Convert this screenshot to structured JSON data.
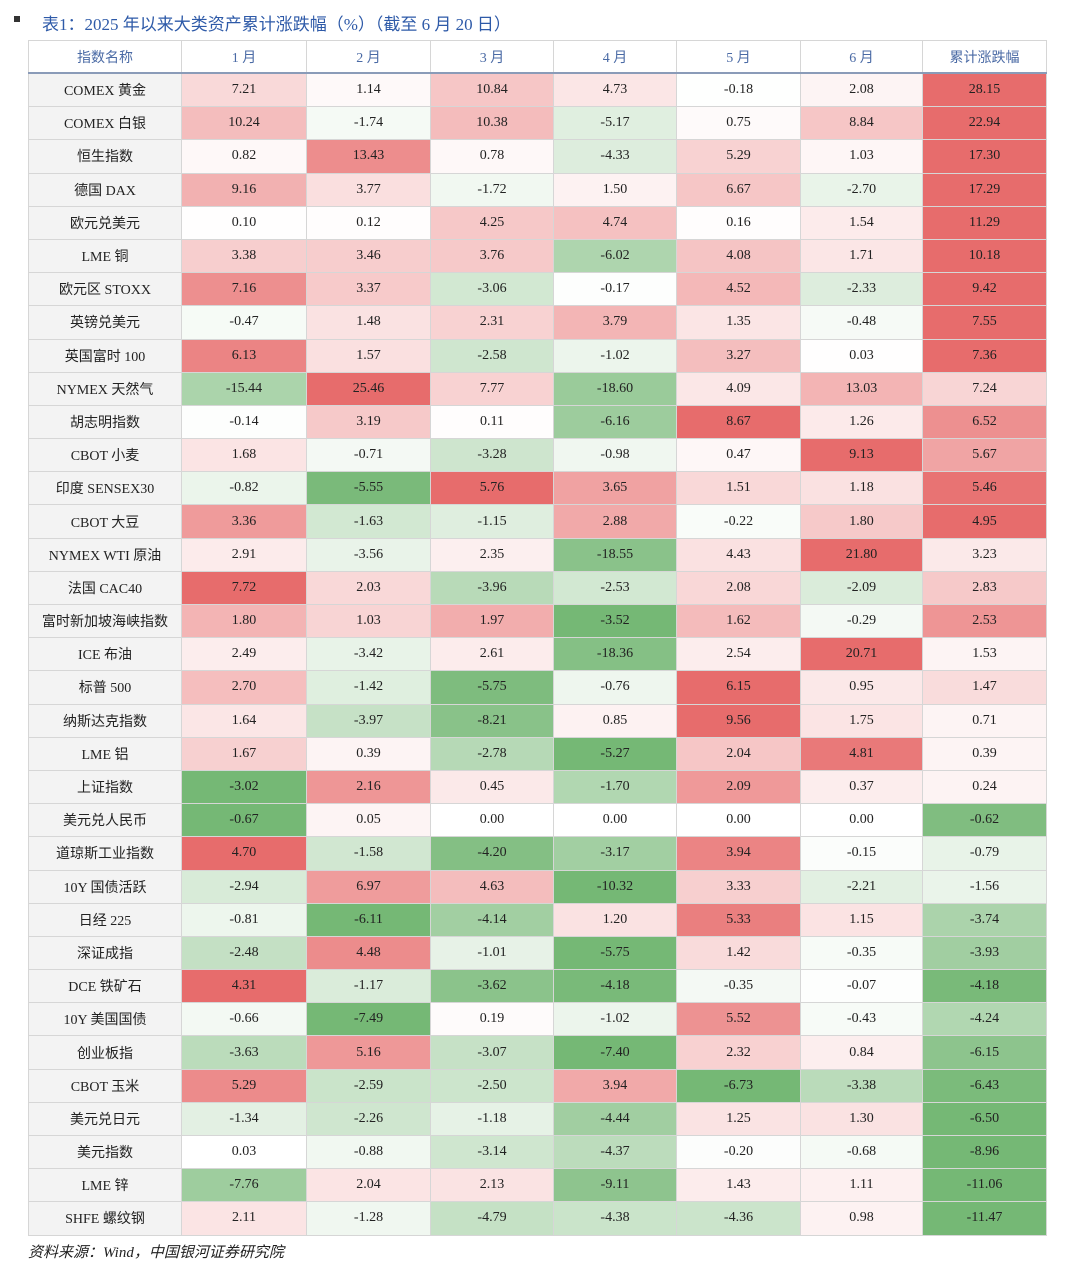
{
  "title": "表1：2025 年以来大类资产累计涨跌幅（%）（截至 6 月 20 日）",
  "table": {
    "header": [
      "指数名称",
      "1 月",
      "2 月",
      "3 月",
      "4 月",
      "5 月",
      "6 月",
      "累计涨跌幅"
    ],
    "rows": [
      [
        "COMEX 黄金",
        "7.21",
        "1.14",
        "10.84",
        "4.73",
        "-0.18",
        "2.08",
        "28.15"
      ],
      [
        "COMEX 白银",
        "10.24",
        "-1.74",
        "10.38",
        "-5.17",
        "0.75",
        "8.84",
        "22.94"
      ],
      [
        "恒生指数",
        "0.82",
        "13.43",
        "0.78",
        "-4.33",
        "5.29",
        "1.03",
        "17.30"
      ],
      [
        "德国 DAX",
        "9.16",
        "3.77",
        "-1.72",
        "1.50",
        "6.67",
        "-2.70",
        "17.29"
      ],
      [
        "欧元兑美元",
        "0.10",
        "0.12",
        "4.25",
        "4.74",
        "0.16",
        "1.54",
        "11.29"
      ],
      [
        "LME 铜",
        "3.38",
        "3.46",
        "3.76",
        "-6.02",
        "4.08",
        "1.71",
        "10.18"
      ],
      [
        "欧元区 STOXX",
        "7.16",
        "3.37",
        "-3.06",
        "-0.17",
        "4.52",
        "-2.33",
        "9.42"
      ],
      [
        "英镑兑美元",
        "-0.47",
        "1.48",
        "2.31",
        "3.79",
        "1.35",
        "-0.48",
        "7.55"
      ],
      [
        "英国富时 100",
        "6.13",
        "1.57",
        "-2.58",
        "-1.02",
        "3.27",
        "0.03",
        "7.36"
      ],
      [
        "NYMEX 天然气",
        "-15.44",
        "25.46",
        "7.77",
        "-18.60",
        "4.09",
        "13.03",
        "7.24"
      ],
      [
        "胡志明指数",
        "-0.14",
        "3.19",
        "0.11",
        "-6.16",
        "8.67",
        "1.26",
        "6.52"
      ],
      [
        "CBOT 小麦",
        "1.68",
        "-0.71",
        "-3.28",
        "-0.98",
        "0.47",
        "9.13",
        "5.67"
      ],
      [
        "印度 SENSEX30",
        "-0.82",
        "-5.55",
        "5.76",
        "3.65",
        "1.51",
        "1.18",
        "5.46"
      ],
      [
        "CBOT 大豆",
        "3.36",
        "-1.63",
        "-1.15",
        "2.88",
        "-0.22",
        "1.80",
        "4.95"
      ],
      [
        "NYMEX WTI 原油",
        "2.91",
        "-3.56",
        "2.35",
        "-18.55",
        "4.43",
        "21.80",
        "3.23"
      ],
      [
        "法国 CAC40",
        "7.72",
        "2.03",
        "-3.96",
        "-2.53",
        "2.08",
        "-2.09",
        "2.83"
      ],
      [
        "富时新加坡海峡指数",
        "1.80",
        "1.03",
        "1.97",
        "-3.52",
        "1.62",
        "-0.29",
        "2.53"
      ],
      [
        "ICE 布油",
        "2.49",
        "-3.42",
        "2.61",
        "-18.36",
        "2.54",
        "20.71",
        "1.53"
      ],
      [
        "标普 500",
        "2.70",
        "-1.42",
        "-5.75",
        "-0.76",
        "6.15",
        "0.95",
        "1.47"
      ],
      [
        "纳斯达克指数",
        "1.64",
        "-3.97",
        "-8.21",
        "0.85",
        "9.56",
        "1.75",
        "0.71"
      ],
      [
        "LME 铝",
        "1.67",
        "0.39",
        "-2.78",
        "-5.27",
        "2.04",
        "4.81",
        "0.39"
      ],
      [
        "上证指数",
        "-3.02",
        "2.16",
        "0.45",
        "-1.70",
        "2.09",
        "0.37",
        "0.24"
      ],
      [
        "美元兑人民币",
        "-0.67",
        "0.05",
        "0.00",
        "0.00",
        "0.00",
        "0.00",
        "-0.62"
      ],
      [
        "道琼斯工业指数",
        "4.70",
        "-1.58",
        "-4.20",
        "-3.17",
        "3.94",
        "-0.15",
        "-0.79"
      ],
      [
        "10Y 国债活跃",
        "-2.94",
        "6.97",
        "4.63",
        "-10.32",
        "3.33",
        "-2.21",
        "-1.56"
      ],
      [
        "日经 225",
        "-0.81",
        "-6.11",
        "-4.14",
        "1.20",
        "5.33",
        "1.15",
        "-3.74"
      ],
      [
        "深证成指",
        "-2.48",
        "4.48",
        "-1.01",
        "-5.75",
        "1.42",
        "-0.35",
        "-3.93"
      ],
      [
        "DCE 铁矿石",
        "4.31",
        "-1.17",
        "-3.62",
        "-4.18",
        "-0.35",
        "-0.07",
        "-4.18"
      ],
      [
        "10Y  美国国债",
        "-0.66",
        "-7.49",
        "0.19",
        "-1.02",
        "5.52",
        "-0.43",
        "-4.24"
      ],
      [
        "创业板指",
        "-3.63",
        "5.16",
        "-3.07",
        "-7.40",
        "2.32",
        "0.84",
        "-6.15"
      ],
      [
        "CBOT 玉米",
        "5.29",
        "-2.59",
        "-2.50",
        "3.94",
        "-6.73",
        "-3.38",
        "-6.43"
      ],
      [
        "美元兑日元",
        "-1.34",
        "-2.26",
        "-1.18",
        "-4.44",
        "1.25",
        "1.30",
        "-6.50"
      ],
      [
        "美元指数",
        "0.03",
        "-0.88",
        "-3.14",
        "-4.37",
        "-0.20",
        "-0.68",
        "-8.96"
      ],
      [
        "LME 锌",
        "-7.76",
        "2.04",
        "2.13",
        "-9.11",
        "1.43",
        "1.11",
        "-11.06"
      ],
      [
        "SHFE 螺纹钢",
        "2.11",
        "-1.28",
        "-4.79",
        "-4.38",
        "-4.36",
        "0.98",
        "-11.47"
      ]
    ]
  },
  "source": "资料来源：Wind，中国银河证券研究院"
}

-=-=-=-=-

> [Problem details] Omit the pictures and output all of the other material exactly.

> [Answer for this exercise]
Convert this screenshot to structured JSON data.
{
  "title": "表1：2025 年以来大类资产累计涨跌幅（%）（截至 6 月 20 日）",
  "table": {
    "header": [
      "指数名称",
      "1 月",
      "2 月",
      "3 月",
      "4 月",
      "5 月",
      "6 月",
      "累计涨跌幅"
    ],
    "rows": [
      [
        "COMEX 黄金",
        "7.21",
        "1.14",
        "10.84",
        "4.73",
        "-0.18",
        "2.08",
        "28.15"
      ],
      [
        "COMEX 白银",
        "10.24",
        "-1.74",
        "10.38",
        "-5.17",
        "0.75",
        "8.84",
        "22.94"
      ],
      [
        "恒生指数",
        "0.82",
        "13.43",
        "0.78",
        "-4.33",
        "5.29",
        "1.03",
        "17.30"
      ],
      [
        "德国 DAX",
        "9.16",
        "3.77",
        "-1.72",
        "1.50",
        "6.67",
        "-2.70",
        "17.29"
      ],
      [
        "欧元兑美元",
        "0.10",
        "0.12",
        "4.25",
        "4.74",
        "0.16",
        "1.54",
        "11.29"
      ],
      [
        "LME 铜",
        "3.38",
        "3.46",
        "3.76",
        "-6.02",
        "4.08",
        "1.71",
        "10.18"
      ],
      [
        "欧元区 STOXX",
        "7.16",
        "3.37",
        "-3.06",
        "-0.17",
        "4.52",
        "-2.33",
        "9.42"
      ],
      [
        "英镑兑美元",
        "-0.47",
        "1.48",
        "2.31",
        "3.79",
        "1.35",
        "-0.48",
        "7.55"
      ],
      [
        "英国富时 100",
        "6.13",
        "1.57",
        "-2.58",
        "-1.02",
        "3.27",
        "0.03",
        "7.36"
      ],
      [
        "NYMEX 天然气",
        "-15.44",
        "25.46",
        "7.77",
        "-18.60",
        "4.09",
        "13.03",
        "7.24"
      ],
      [
        "胡志明指数",
        "-0.14",
        "3.19",
        "0.11",
        "-6.16",
        "8.67",
        "1.26",
        "6.52"
      ],
      [
        "CBOT 小麦",
        "1.68",
        "-0.71",
        "-3.28",
        "-0.98",
        "0.47",
        "9.13",
        "5.67"
      ],
      [
        "印度 SENSEX30",
        "-0.82",
        "-5.55",
        "5.76",
        "3.65",
        "1.51",
        "1.18",
        "5.46"
      ],
      [
        "CBOT 大豆",
        "3.36",
        "-1.63",
        "-1.15",
        "2.88",
        "-0.22",
        "1.80",
        "4.95"
      ],
      [
        "NYMEX WTI 原油",
        "2.91",
        "-3.56",
        "2.35",
        "-18.55",
        "4.43",
        "21.80",
        "3.23"
      ],
      [
        "法国 CAC40",
        "7.72",
        "2.03",
        "-3.96",
        "-2.53",
        "2.08",
        "-2.09",
        "2.83"
      ],
      [
        "富时新加坡海峡指数",
        "1.80",
        "1.03",
        "1.97",
        "-3.52",
        "1.62",
        "-0.29",
        "2.53"
      ],
      [
        "ICE 布油",
        "2.49",
        "-3.42",
        "2.61",
        "-18.36",
        "2.54",
        "20.71",
        "1.53"
      ],
      [
        "标普 500",
        "2.70",
        "-1.42",
        "-5.75",
        "-0.76",
        "6.15",
        "0.95",
        "1.47"
      ],
      [
        "纳斯达克指数",
        "1.64",
        "-3.97",
        "-8.21",
        "0.85",
        "9.56",
        "1.75",
        "0.71"
      ],
      [
        "LME 铝",
        "1.67",
        "0.39",
        "-2.78",
        "-5.27",
        "2.04",
        "4.81",
        "0.39"
      ],
      [
        "上证指数",
        "-3.02",
        "2.16",
        "0.45",
        "-1.70",
        "2.09",
        "0.37",
        "0.24"
      ],
      [
        "美元兑人民币",
        "-0.67",
        "0.05",
        "0.00",
        "0.00",
        "0.00",
        "0.00",
        "-0.62"
      ],
      [
        "道琼斯工业指数",
        "4.70",
        "-1.58",
        "-4.20",
        "-3.17",
        "3.94",
        "-0.15",
        "-0.79"
      ],
      [
        "10Y 国债活跃",
        "-2.94",
        "6.97",
        "4.63",
        "-10.32",
        "3.33",
        "-2.21",
        "-1.56"
      ],
      [
        "日经 225",
        "-0.81",
        "-6.11",
        "-4.14",
        "1.20",
        "5.33",
        "1.15",
        "-3.74"
      ],
      [
        "深证成指",
        "-2.48",
        "4.48",
        "-1.01",
        "-5.75",
        "1.42",
        "-0.35",
        "-3.93"
      ],
      [
        "DCE 铁矿石",
        "4.31",
        "-1.17",
        "-3.62",
        "-4.18",
        "-0.35",
        "-0.07",
        "-4.18"
      ],
      [
        "10Y  美国国债",
        "-0.66",
        "-7.49",
        "0.19",
        "-1.02",
        "5.52",
        "-0.43",
        "-4.24"
      ],
      [
        "创业板指",
        "-3.63",
        "5.16",
        "-3.07",
        "-7.40",
        "2.32",
        "0.84",
        "-6.15"
      ],
      [
        "CBOT 玉米",
        "5.29",
        "-2.59",
        "-2.50",
        "3.94",
        "-6.73",
        "-3.38",
        "-6.43"
      ],
      [
        "美元兑日元",
        "-1.34",
        "-2.26",
        "-1.18",
        "-4.44",
        "1.25",
        "1.30",
        "-6.50"
      ],
      [
        "美元指数",
        "0.03",
        "-0.88",
        "-3.14",
        "-4.37",
        "-0.20",
        "-0.68",
        "-8.96"
      ],
      [
        "LME 锌",
        "-7.76",
        "2.04",
        "2.13",
        "-9.11",
        "1.43",
        "1.11",
        "-11.06"
      ],
      [
        "SHFE 螺纹钢",
        "2.11",
        "-1.28",
        "-4.79",
        "-4.38",
        "-4.36",
        "0.98",
        "-11.47"
      ]
    ]
  },
  "source": "资料来源：Wind，中国银河证券研究院"
}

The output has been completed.